What is asked:
Reproduce each line of the material precisely.
=== Given entries ===
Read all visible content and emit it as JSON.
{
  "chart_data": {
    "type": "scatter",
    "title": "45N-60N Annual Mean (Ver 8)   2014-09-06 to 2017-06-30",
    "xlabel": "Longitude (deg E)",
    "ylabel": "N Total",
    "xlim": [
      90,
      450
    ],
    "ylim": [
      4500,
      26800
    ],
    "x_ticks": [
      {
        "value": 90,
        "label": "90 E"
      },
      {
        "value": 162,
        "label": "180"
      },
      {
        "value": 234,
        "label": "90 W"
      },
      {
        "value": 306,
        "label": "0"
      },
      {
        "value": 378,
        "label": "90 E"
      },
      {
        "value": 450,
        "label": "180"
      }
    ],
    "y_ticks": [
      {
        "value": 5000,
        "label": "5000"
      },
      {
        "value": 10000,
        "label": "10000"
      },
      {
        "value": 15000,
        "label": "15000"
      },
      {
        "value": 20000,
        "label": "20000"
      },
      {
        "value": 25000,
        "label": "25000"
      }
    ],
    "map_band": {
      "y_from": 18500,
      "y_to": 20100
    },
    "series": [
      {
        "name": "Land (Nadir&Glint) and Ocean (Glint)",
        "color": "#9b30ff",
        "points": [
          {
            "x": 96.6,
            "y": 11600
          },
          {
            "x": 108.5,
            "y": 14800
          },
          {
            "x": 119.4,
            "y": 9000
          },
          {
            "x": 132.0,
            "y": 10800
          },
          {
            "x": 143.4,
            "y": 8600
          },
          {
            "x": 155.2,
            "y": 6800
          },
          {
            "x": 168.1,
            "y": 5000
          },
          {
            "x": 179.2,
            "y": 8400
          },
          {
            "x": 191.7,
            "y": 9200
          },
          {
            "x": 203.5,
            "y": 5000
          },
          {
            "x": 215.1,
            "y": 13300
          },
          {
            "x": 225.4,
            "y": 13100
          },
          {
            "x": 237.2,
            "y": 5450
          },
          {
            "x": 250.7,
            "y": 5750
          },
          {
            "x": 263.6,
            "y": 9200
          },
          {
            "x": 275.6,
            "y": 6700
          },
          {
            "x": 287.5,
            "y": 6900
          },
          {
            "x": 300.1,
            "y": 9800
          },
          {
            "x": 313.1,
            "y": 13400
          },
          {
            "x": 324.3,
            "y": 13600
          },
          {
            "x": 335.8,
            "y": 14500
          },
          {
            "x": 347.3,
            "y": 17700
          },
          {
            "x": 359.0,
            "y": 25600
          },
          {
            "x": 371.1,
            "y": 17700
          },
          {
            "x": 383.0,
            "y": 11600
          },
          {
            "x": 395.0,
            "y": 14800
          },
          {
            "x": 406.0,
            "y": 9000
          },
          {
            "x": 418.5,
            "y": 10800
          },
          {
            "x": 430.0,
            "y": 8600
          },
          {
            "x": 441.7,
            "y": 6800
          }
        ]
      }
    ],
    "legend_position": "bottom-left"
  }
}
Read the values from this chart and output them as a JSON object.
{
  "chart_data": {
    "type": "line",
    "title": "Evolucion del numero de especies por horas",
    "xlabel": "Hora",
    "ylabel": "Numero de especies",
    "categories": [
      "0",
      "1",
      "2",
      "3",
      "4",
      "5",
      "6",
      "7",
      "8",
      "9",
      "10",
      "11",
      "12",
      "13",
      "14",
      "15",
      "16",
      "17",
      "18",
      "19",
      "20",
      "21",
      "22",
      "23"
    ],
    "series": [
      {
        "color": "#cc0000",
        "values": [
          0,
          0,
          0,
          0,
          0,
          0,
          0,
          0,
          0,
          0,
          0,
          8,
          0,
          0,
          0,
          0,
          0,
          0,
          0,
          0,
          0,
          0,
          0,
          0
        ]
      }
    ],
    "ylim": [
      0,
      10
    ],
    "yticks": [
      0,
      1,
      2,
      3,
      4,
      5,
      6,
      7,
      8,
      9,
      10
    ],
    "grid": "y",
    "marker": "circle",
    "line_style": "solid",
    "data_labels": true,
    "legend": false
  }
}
===
Worked solution:
Read all visible content and emit it as JSON.
{
  "chart_data": {
    "type": "scatter",
    "title": "45N-60N Annual Mean (Ver 8)   2014-09-06 to 2017-06-30",
    "xlabel": "Longitude (deg E)",
    "ylabel": "N Total",
    "xlim": [
      90,
      450
    ],
    "ylim": [
      4500,
      26800
    ],
    "x_ticks": [
      {
        "value": 90,
        "label": "90 E"
      },
      {
        "value": 162,
        "label": "180"
      },
      {
        "value": 234,
        "label": "90 W"
      },
      {
        "value": 306,
        "label": "0"
      },
      {
        "value": 378,
        "label": "90 E"
      },
      {
        "value": 450,
        "label": "180"
      }
    ],
    "y_ticks": [
      {
        "value": 5000,
        "label": "5000"
      },
      {
        "value": 10000,
        "label": "10000"
      },
      {
        "value": 15000,
        "label": "15000"
      },
      {
        "value": 20000,
        "label": "20000"
      },
      {
        "value": 25000,
        "label": "25000"
      }
    ],
    "map_band": {
      "y_from": 18500,
      "y_to": 20100
    },
    "series": [
      {
        "name": "Land (Nadir&Glint) and Ocean (Glint)",
        "color": "#9b30ff",
        "points": [
          {
            "x": 96.6,
            "y": 11600
          },
          {
            "x": 108.5,
            "y": 14800
          },
          {
            "x": 119.4,
            "y": 9000
          },
          {
            "x": 132.0,
            "y": 10800
          },
          {
            "x": 143.4,
            "y": 8600
          },
          {
            "x": 155.2,
            "y": 6800
          },
          {
            "x": 168.1,
            "y": 5000
          },
          {
            "x": 179.2,
            "y": 8400
          },
          {
            "x": 191.7,
            "y": 9200
          },
          {
            "x": 203.5,
            "y": 5000
          },
          {
            "x": 215.1,
            "y": 13300
          },
          {
            "x": 225.4,
            "y": 13100
          },
          {
            "x": 237.2,
            "y": 5450
          },
          {
            "x": 250.7,
            "y": 5750
          },
          {
            "x": 263.6,
            "y": 9200
          },
          {
            "x": 275.6,
            "y": 6700
          },
          {
            "x": 287.5,
            "y": 6900
          },
          {
            "x": 300.1,
            "y": 9800
          },
          {
            "x": 313.1,
            "y": 13400
          },
          {
            "x": 324.3,
            "y": 13600
          },
          {
            "x": 335.8,
            "y": 14500
          },
          {
            "x": 347.3,
            "y": 17700
          },
          {
            "x": 359.0,
            "y": 25600
          },
          {
            "x": 371.1,
            "y": 17700
          },
          {
            "x": 383.0,
            "y": 11600
          },
          {
            "x": 395.0,
            "y": 14800
          },
          {
            "x": 406.0,
            "y": 9000
          },
          {
            "x": 418.5,
            "y": 10800
          },
          {
            "x": 430.0,
            "y": 8600
          },
          {
            "x": 441.7,
            "y": 6800
          }
        ]
      }
    ],
    "legend_position": "bottom-left"
  }
}
Read the values from this chart and output them as a JSON object.
{
  "chart_data": {
    "type": "line",
    "title": "Evolucion del numero de especies por horas",
    "xlabel": "Hora",
    "ylabel": "Numero de especies",
    "categories": [
      "0",
      "1",
      "2",
      "3",
      "4",
      "5",
      "6",
      "7",
      "8",
      "9",
      "10",
      "11",
      "12",
      "13",
      "14",
      "15",
      "16",
      "17",
      "18",
      "19",
      "20",
      "21",
      "22",
      "23"
    ],
    "series": [
      {
        "color": "#cc0000",
        "values": [
          0,
          0,
          0,
          0,
          0,
          0,
          0,
          0,
          0,
          0,
          0,
          8,
          0,
          0,
          0,
          0,
          0,
          0,
          0,
          0,
          0,
          0,
          0,
          0
        ]
      }
    ],
    "ylim": [
      0,
      10
    ],
    "yticks": [
      0,
      1,
      2,
      3,
      4,
      5,
      6,
      7,
      8,
      9,
      10
    ],
    "grid": "y",
    "marker": "circle",
    "line_style": "solid",
    "data_labels": true,
    "legend": false
  }
}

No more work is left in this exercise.